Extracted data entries

§ §

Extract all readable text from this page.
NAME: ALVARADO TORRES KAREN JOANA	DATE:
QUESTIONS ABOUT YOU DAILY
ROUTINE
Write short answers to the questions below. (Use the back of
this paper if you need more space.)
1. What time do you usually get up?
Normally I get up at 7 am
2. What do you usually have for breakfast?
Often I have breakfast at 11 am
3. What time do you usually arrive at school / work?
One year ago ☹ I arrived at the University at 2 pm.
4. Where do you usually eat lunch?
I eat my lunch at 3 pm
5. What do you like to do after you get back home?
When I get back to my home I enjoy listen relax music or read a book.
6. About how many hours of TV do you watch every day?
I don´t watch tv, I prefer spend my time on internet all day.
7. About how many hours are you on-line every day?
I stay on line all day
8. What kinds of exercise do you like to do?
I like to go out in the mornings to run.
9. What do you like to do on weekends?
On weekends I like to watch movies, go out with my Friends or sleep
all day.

§ §

• Set problem: Copy, from the material above, each line in which the string "usually" occurs.

• Solution for this problem:
1. What time do you usually get up?
2. What do you usually have for breakfast?
3. What time do you usually arrive at school / work?
4. Where do you usually eat lunch?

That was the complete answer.